Pull out every line below containing the word "Carlos".

→ **Collected data entries**:
□ □ □ □

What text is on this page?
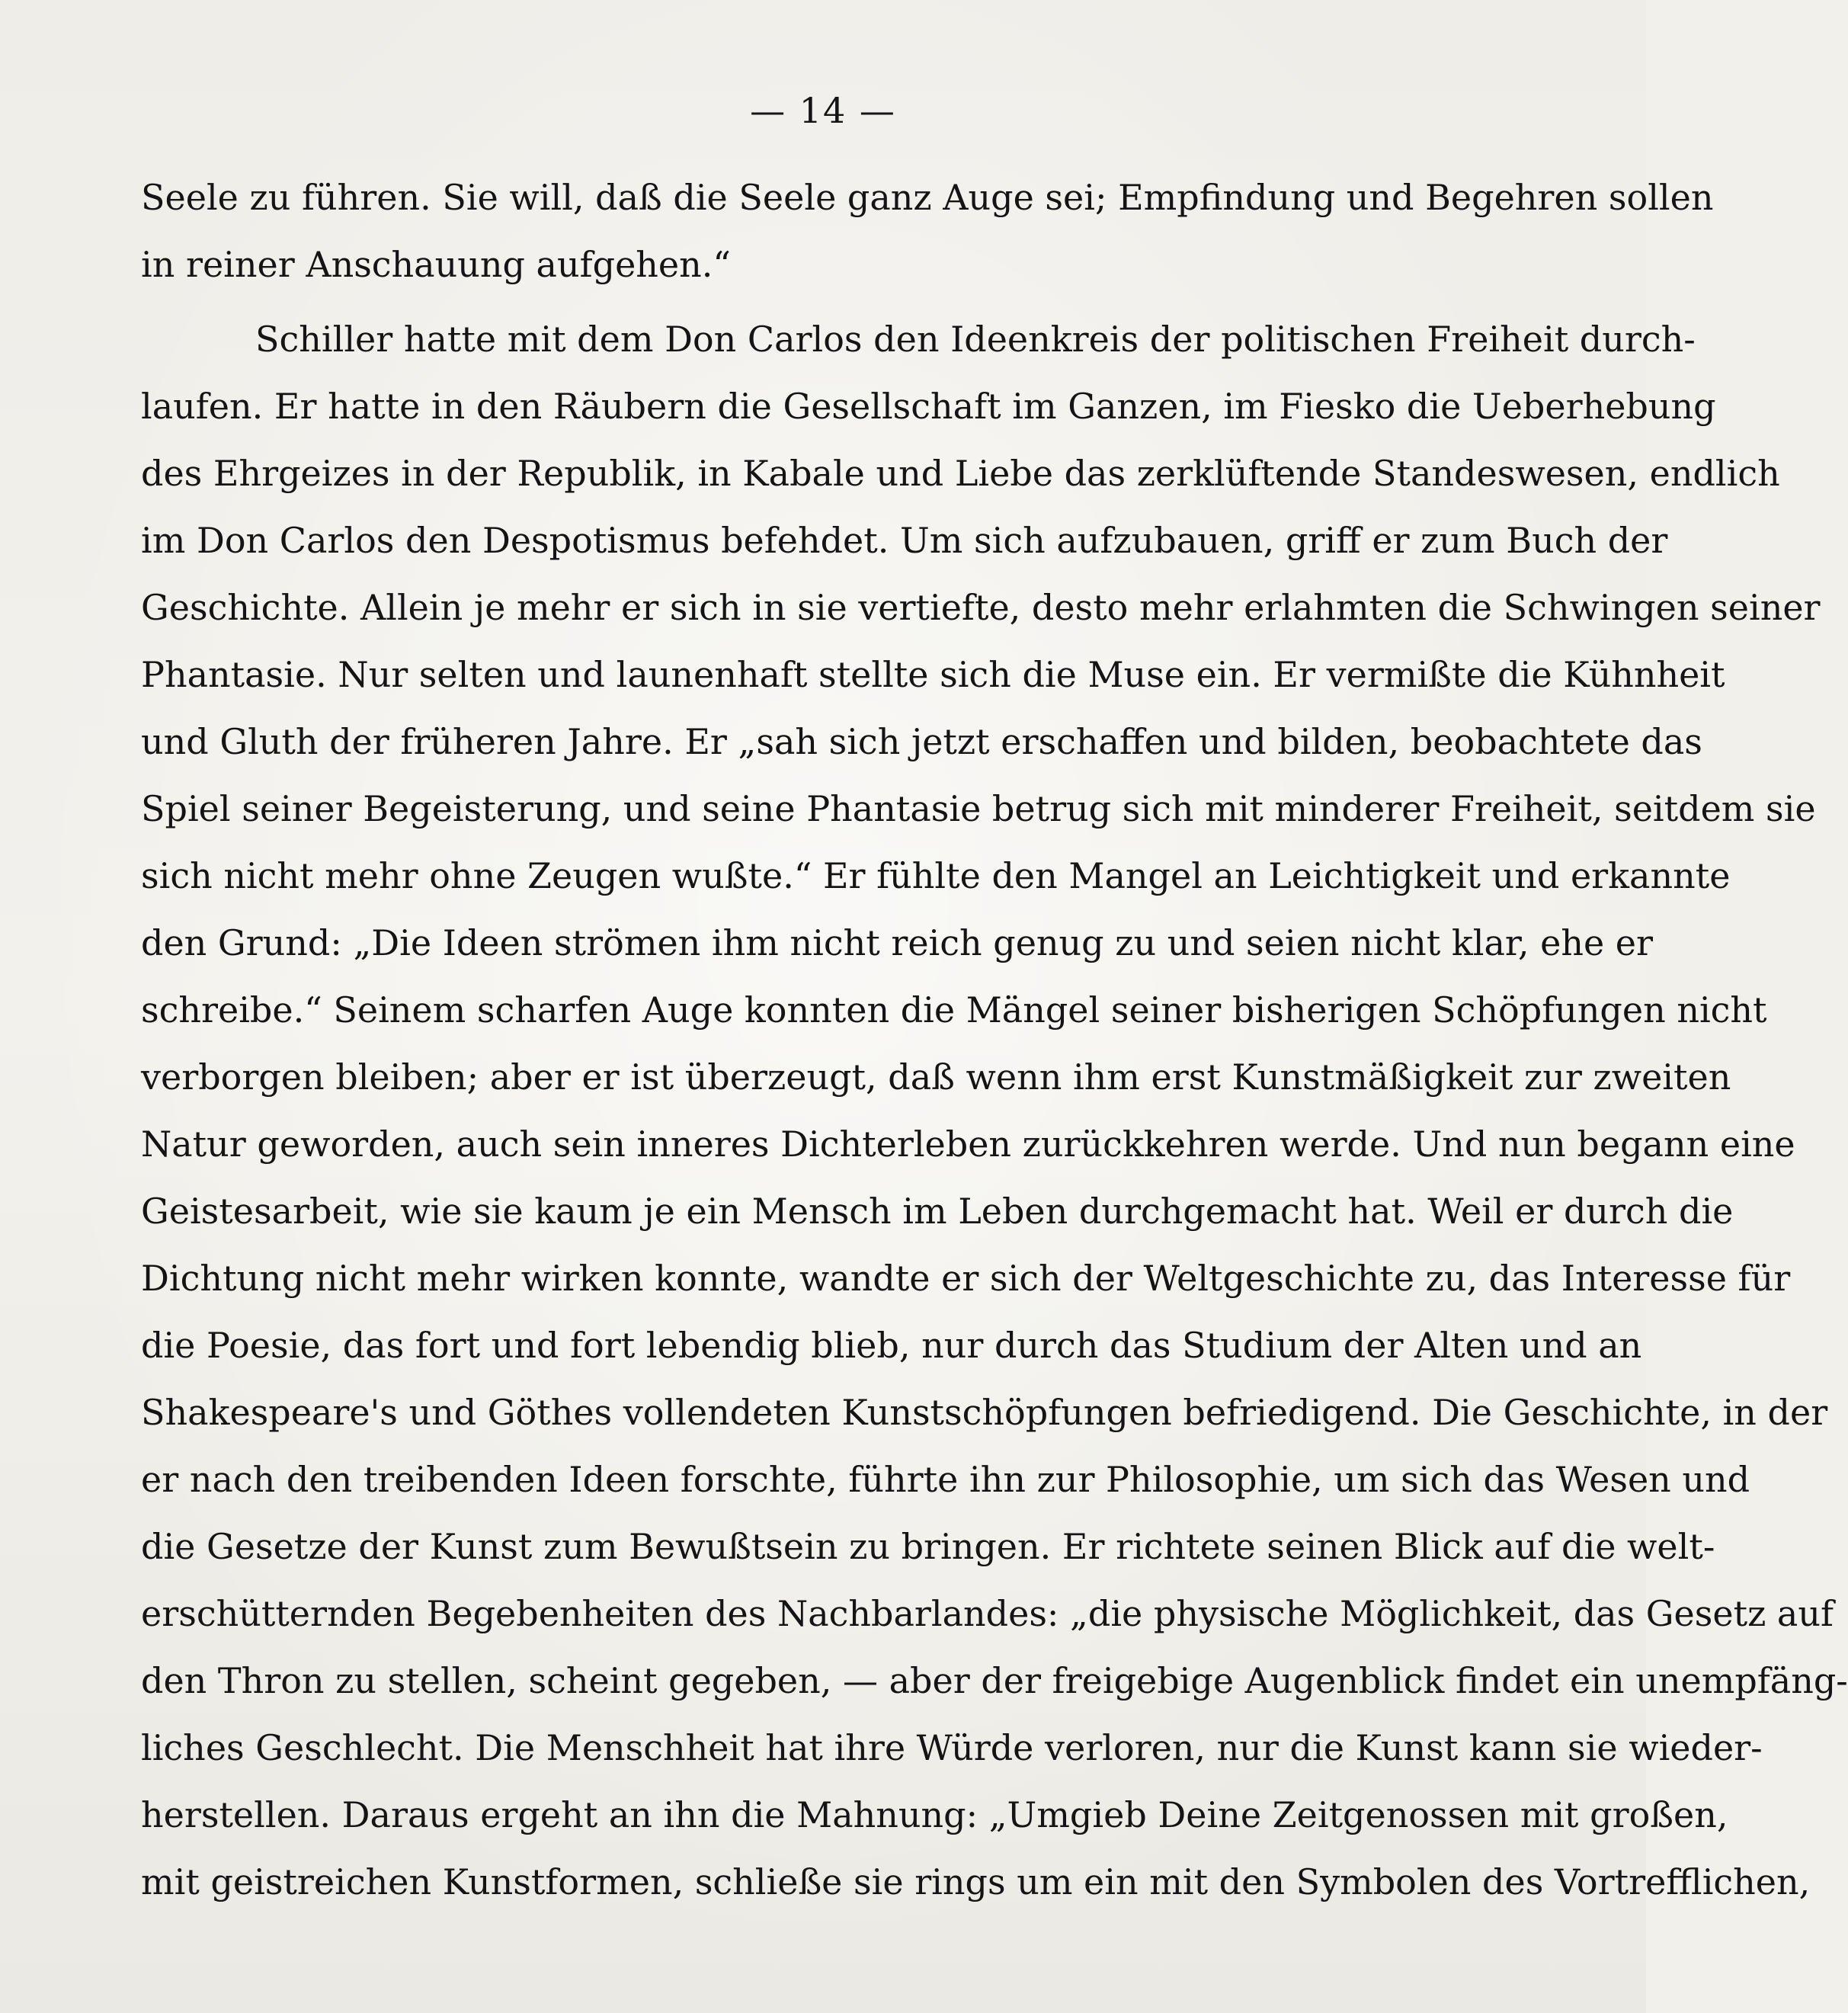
— 14 —
Seele zu führen. Sie will, daß die Seele ganz Auge sei; Empfindung und Begehren sollen
in reiner Anschauung aufgehen.“
Schiller hatte mit dem Don Carlos den Ideenkreis der politischen Freiheit durch-
laufen. Er hatte in den Räubern die Gesellschaft im Ganzen, im Fiesko die Ueberhebung
des Ehrgeizes in der Republik, in Kabale und Liebe das zerklüftende Standeswesen, endlich
im Don Carlos den Despotismus befehdet. Um sich aufzubauen, griff er zum Buch der
Geschichte. Allein je mehr er sich in sie vertiefte, desto mehr erlahmten die Schwingen seiner
Phantasie. Nur selten und launenhaft stellte sich die Muse ein. Er vermißte die Kühnheit
und Gluth der früheren Jahre. Er „sah sich jetzt erschaffen und bilden, beobachtete das
Spiel seiner Begeisterung, und seine Phantasie betrug sich mit minderer Freiheit, seitdem sie
sich nicht mehr ohne Zeugen wußte.“ Er fühlte den Mangel an Leichtigkeit und erkannte
den Grund: „Die Ideen strömen ihm nicht reich genug zu und seien nicht klar, ehe er
schreibe.“ Seinem scharfen Auge konnten die Mängel seiner bisherigen Schöpfungen nicht
verborgen bleiben; aber er ist überzeugt, daß wenn ihm erst Kunstmäßigkeit zur zweiten
Natur geworden, auch sein inneres Dichterleben zurückkehren werde. Und nun begann eine
Geistesarbeit, wie sie kaum je ein Mensch im Leben durchgemacht hat. Weil er durch die
Dichtung nicht mehr wirken konnte, wandte er sich der Weltgeschichte zu, das Interesse für
die Poesie, das fort und fort lebendig blieb, nur durch das Studium der Alten und an
Shakespeare's und Göthes vollendeten Kunstschöpfungen befriedigend. Die Geschichte, in der
er nach den treibenden Ideen forschte, führte ihn zur Philosophie, um sich das Wesen und
die Gesetze der Kunst zum Bewußtsein zu bringen. Er richtete seinen Blick auf die welt-
erschütternden Begebenheiten des Nachbarlandes: „die physische Möglichkeit, das Gesetz auf
den Thron zu stellen, scheint gegeben, — aber der freigebige Augenblick findet ein unempfäng-
liches Geschlecht. Die Menschheit hat ihre Würde verloren, nur die Kunst kann sie wieder-
herstellen. Daraus ergeht an ihn die Mahnung: „Umgieb Deine Zeitgenossen mit großen,
mit geistreichen Kunstformen, schließe sie rings um ein mit den Symbolen des Vortrefflichen,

□ □ □ □

→ **Exercise solution**:
Schiller hatte mit dem Don Carlos den Ideenkreis der politischen Freiheit durch-
im Don Carlos den Despotismus befehdet. Um sich aufzubauen, griff er zum Buch der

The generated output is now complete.